Where a line below holds the string "time", copy that line.

---+---

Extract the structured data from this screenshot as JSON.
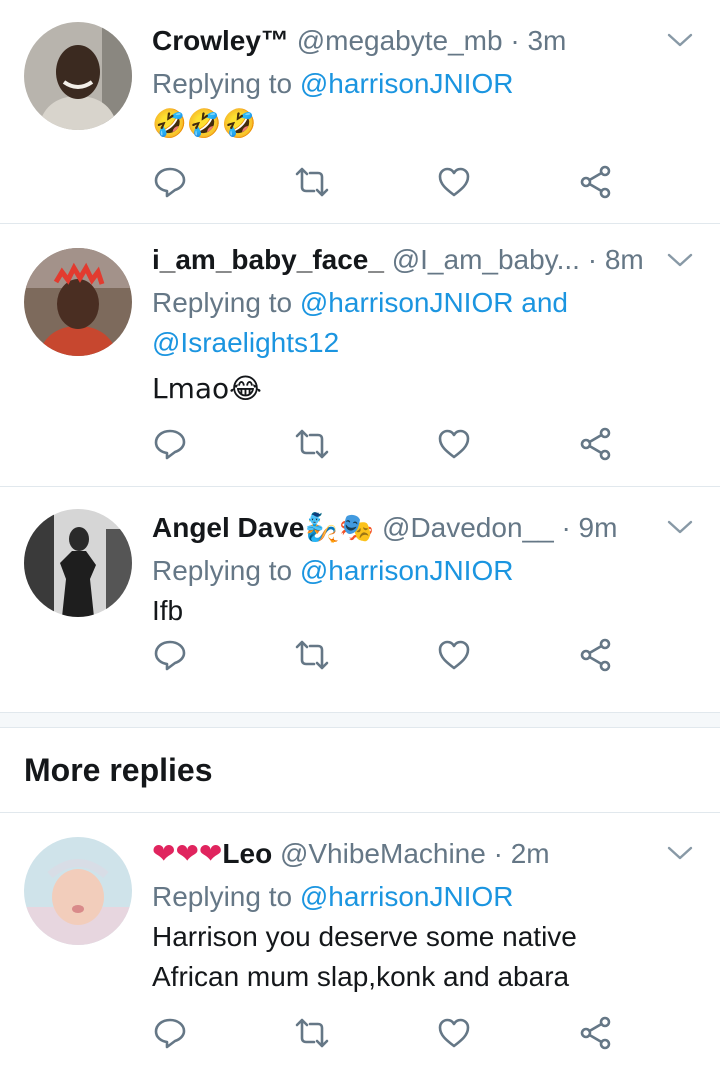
{
  "tweets_top": [
    {
      "display_name": "Crowley™",
      "handle": "@megabyte_mb",
      "time": "· 3m",
      "reply_prefix": "Replying to ",
      "reply_to": "@harrisonJNIOR",
      "reply_to_2": "",
      "reply_and": "",
      "text": "🤣🤣🤣"
    },
    {
      "display_name": "i_am_baby_face_",
      "handle": "@I_am_baby...",
      "time": "· 8m",
      "reply_prefix": "Replying to ",
      "reply_to": "@harrisonJNIOR",
      "reply_and": " and",
      "reply_to_2": "@Israelights12",
      "text": "Lmao😂"
    },
    {
      "display_name": "Angel Dave",
      "name_emoji": "🧞🎭",
      "handle": "@Davedon__",
      "time": "· 9m",
      "reply_prefix": "Replying to ",
      "reply_to": "@harrisonJNIOR",
      "text": "Ifb"
    }
  ],
  "section": {
    "title": "More replies"
  },
  "tweet_more": {
    "name_prefix": "❤❤❤",
    "display_name": "Leo",
    "handle": "@VhibeMachine",
    "time": "· 2m",
    "reply_prefix": "Replying to ",
    "reply_to": "@harrisonJNIOR",
    "text_line1": "Harrison you deserve some native",
    "text_line2": "African mum slap,konk and abara"
  },
  "icons": [
    "reply-icon",
    "retweet-icon",
    "like-icon",
    "share-icon",
    "chevron-down-icon"
  ],
  "colors": {
    "link": "#1b95e0",
    "muted": "#657786",
    "divider": "#e1e8ed",
    "heart": "#e0245e"
  }
}
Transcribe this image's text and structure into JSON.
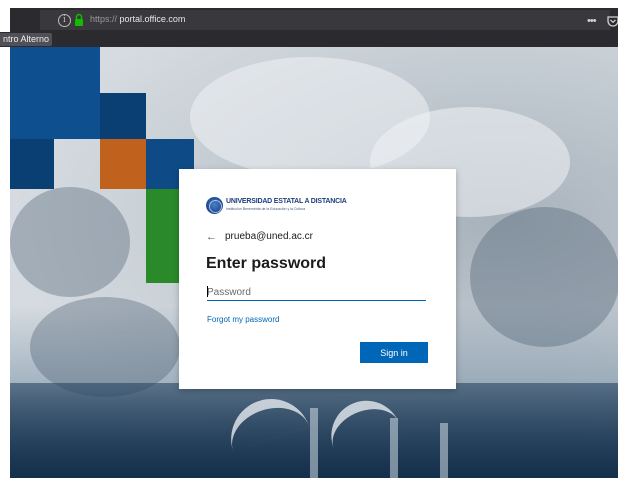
{
  "browser": {
    "url_scheme": "https://",
    "url_host": "portal.office.com",
    "icons": [
      "info-icon",
      "lock-icon",
      "more-actions-icon",
      "pocket-icon",
      "bookmark-star-icon"
    ],
    "bookmark_label": "ntro Alterno"
  },
  "background": {
    "square_colors": [
      "#0d4f8f",
      "#0a3f73",
      "#c0611d",
      "#0e4b86",
      "#2a8a2a"
    ]
  },
  "card": {
    "logo_name": "UNIVERSIDAD ESTATAL A DISTANCIA",
    "logo_subtitle": "Institución Benemérita de la Educación y la Cultura",
    "back_icon": "back-arrow-icon",
    "identity": "prueba@uned.ac.cr",
    "title": "Enter password",
    "password_placeholder": "Password",
    "password_value": "",
    "forgot_link": "Forgot my password",
    "signin_button": "Sign in",
    "accent_color": "#0067b8"
  }
}
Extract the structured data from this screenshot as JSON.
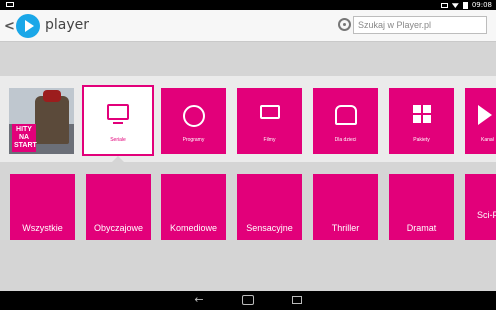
{
  "status": {
    "time": "09:08"
  },
  "app": {
    "title": "player",
    "back": "<"
  },
  "search": {
    "placeholder": "Szukaj w Player.pl"
  },
  "promo": {
    "label": "HITY NA START"
  },
  "categories": [
    {
      "label": "Seriale",
      "icon": "tv-icon"
    },
    {
      "label": "Programy",
      "icon": "film-reel-icon"
    },
    {
      "label": "Filmy",
      "icon": "movie-camera-icon"
    },
    {
      "label": "Dla dzieci",
      "icon": "kids-icon"
    },
    {
      "label": "Pakiety",
      "icon": "grid-icon"
    },
    {
      "label": "Kanał",
      "icon": "play-icon"
    }
  ],
  "genres": [
    "Wszystkie",
    "Obyczajowe",
    "Komediowe",
    "Sensacyjne",
    "Thriller",
    "Dramat",
    "Sci-Fant"
  ],
  "colors": {
    "accent": "#e2007a",
    "brand": "#1aa7e8"
  }
}
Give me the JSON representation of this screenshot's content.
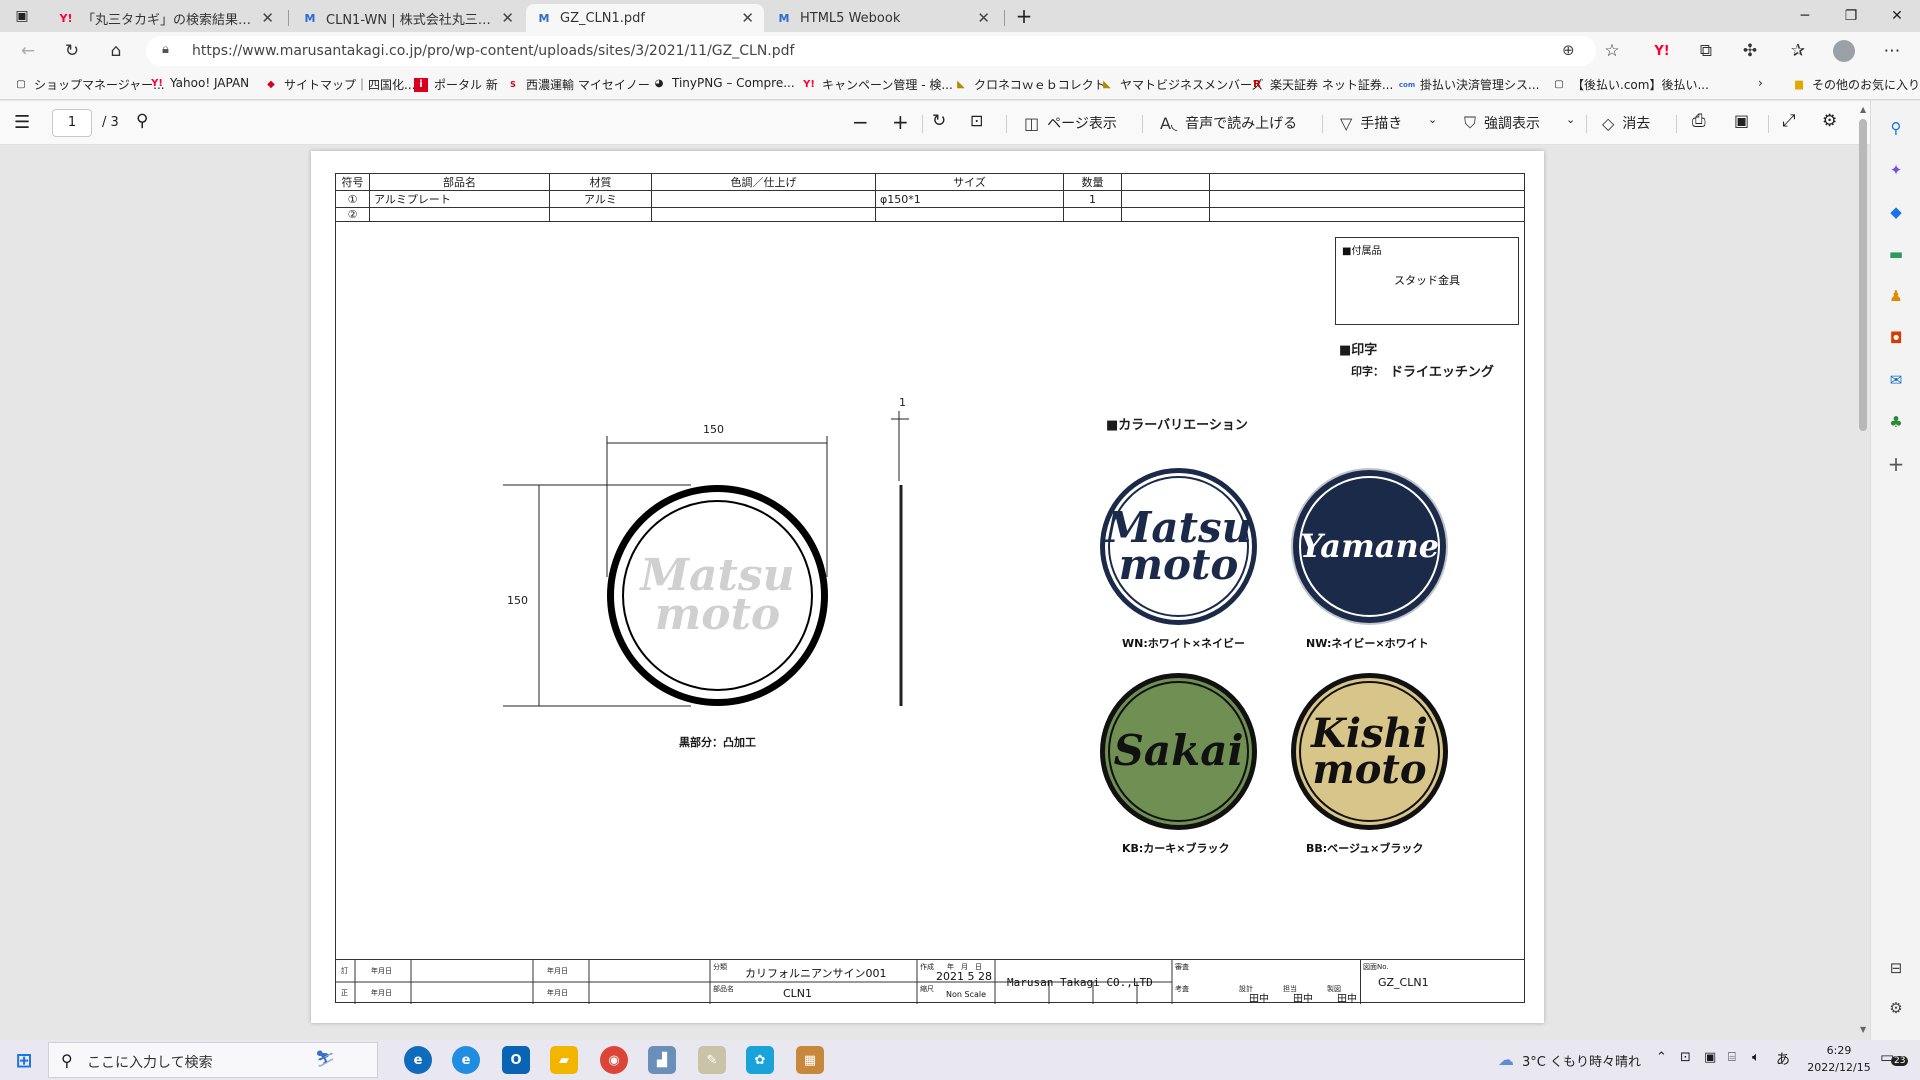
{
  "browser": {
    "tabs": [
      {
        "title": "「丸三タカギ」の検索結果 - Yahoo!検索",
        "fav": "Y!",
        "fav_color": "#ff0033"
      },
      {
        "title": "CLN1-WN | 株式会社丸三タカギ",
        "fav": "M",
        "fav_color": "#2d6bd4"
      },
      {
        "title": "GZ_CLN1.pdf",
        "fav": "M",
        "fav_color": "#2d6bd4",
        "active": true
      },
      {
        "title": "HTML5 Webook",
        "fav": "M",
        "fav_color": "#2d6bd4"
      }
    ],
    "new_tab": "+",
    "url": "https://www.marusantakagi.co.jp/pro/wp-content/uploads/sites/3/2021/11/GZ_CLN.pdf",
    "bookmarks": [
      {
        "label": "ショップマネージャー...",
        "icon": "doc-icon"
      },
      {
        "label": "Yahoo! JAPAN",
        "icon": "yahoo-icon"
      },
      {
        "label": "サイトマップ｜四国化...",
        "icon": "shikoku-icon"
      },
      {
        "label": "ポータル 新",
        "icon": "portal-icon"
      },
      {
        "label": "西濃運輸 マイセイノー",
        "icon": "seino-icon"
      },
      {
        "label": "TinyPNG – Compre...",
        "icon": "panda-icon"
      },
      {
        "label": "キャンペーン管理 - 検...",
        "icon": "yahoo-icon"
      },
      {
        "label": "クロネコｗｅｂコレクト",
        "icon": "cat-icon"
      },
      {
        "label": "ヤマトビジネスメンバーズ",
        "icon": "cat-icon"
      },
      {
        "label": "楽天証券 ネット証券...",
        "icon": "rakuten-icon"
      },
      {
        "label": "掛払い決済管理シス...",
        "icon": "com-icon"
      },
      {
        "label": "【後払い.com】後払い...",
        "icon": "doc-icon"
      }
    ],
    "bookmarks_other": "その他のお気に入り"
  },
  "pdf_toolbar": {
    "page": "1",
    "page_total": "/ 3",
    "page_view": "ページ表示",
    "read_aloud": "音声で読み上げる",
    "draw": "手描き",
    "highlight": "強調表示",
    "erase": "消去"
  },
  "drawing": {
    "parts_table": {
      "headers": [
        "符号",
        "部品名",
        "材質",
        "色調／仕上げ",
        "サイズ",
        "数量",
        "",
        ""
      ],
      "rows": [
        [
          "①",
          "アルミプレート",
          "アルミ",
          "",
          "φ150*1",
          "1",
          "",
          ""
        ],
        [
          "②",
          "",
          "",
          "",
          "",
          "",
          "",
          ""
        ]
      ]
    },
    "accessory_title": "■付属品",
    "accessory_value": "スタッド金具",
    "printing_title": "■印字",
    "printing_label": "印字：",
    "printing_value": "ドライエッチング",
    "variation_title": "■カラーバリエーション",
    "dim_width": "150",
    "dim_height": "150",
    "dim_thickness": "1",
    "plate_sample": [
      "Matsu",
      "moto"
    ],
    "black_note": "黒部分：凸加工",
    "variations": [
      {
        "lines": [
          "Matsu",
          "moto"
        ],
        "label": "WN:ホワイト×ネイビー",
        "bg": "#ffffff",
        "fg": "#1c2a4a",
        "ring": "#1c2a4a"
      },
      {
        "lines": [
          "Yamane"
        ],
        "label": "NW:ネイビー×ホワイト",
        "bg": "#1c2a4a",
        "fg": "#ffffff",
        "ring": "#ffffff"
      },
      {
        "lines": [
          "Sakai"
        ],
        "label": "KB:カーキ×ブラック",
        "bg": "#6f8f53",
        "fg": "#111111",
        "ring": "#111111"
      },
      {
        "lines": [
          "Kishi",
          "moto"
        ],
        "label": "BB:ベージュ×ブラック",
        "bg": "#d8c58a",
        "fg": "#111111",
        "ring": "#111111"
      }
    ],
    "title_block": {
      "category_label": "分類",
      "category": "カリフォルニアンサイン001",
      "part_label": "部品名",
      "part": "CLN1",
      "date_label": "作成",
      "date_heads": "年　月　日",
      "date": "2021 5 28",
      "scale_label": "縮尺",
      "scale": "Non Scale",
      "company": "Marusan Takagi CO.,LTD",
      "approve_label": "審査",
      "check_label": "考査",
      "design_label": "設計",
      "draft_label": "担当",
      "trace_label": "製図",
      "names": [
        "田中",
        "田中",
        "田中"
      ],
      "drawing_no_label": "図面No.",
      "drawing_no": "GZ_CLN1",
      "rev_labels": [
        "訂",
        "正"
      ],
      "date_mark": "年月日"
    }
  },
  "taskbar": {
    "search_placeholder": "ここに入力して検索",
    "weather": "3°C くもり時々晴れ",
    "time": "6:29",
    "date": "2022/12/15",
    "ime": "あ",
    "notifications": "23"
  }
}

---+---

## [Finished exercise]
      "time": "· 3m",
      "time": "· 8m",
      "time": "· 9m",
    "time": "· 2m",
    "time": "09:08"
    "time": "6:29",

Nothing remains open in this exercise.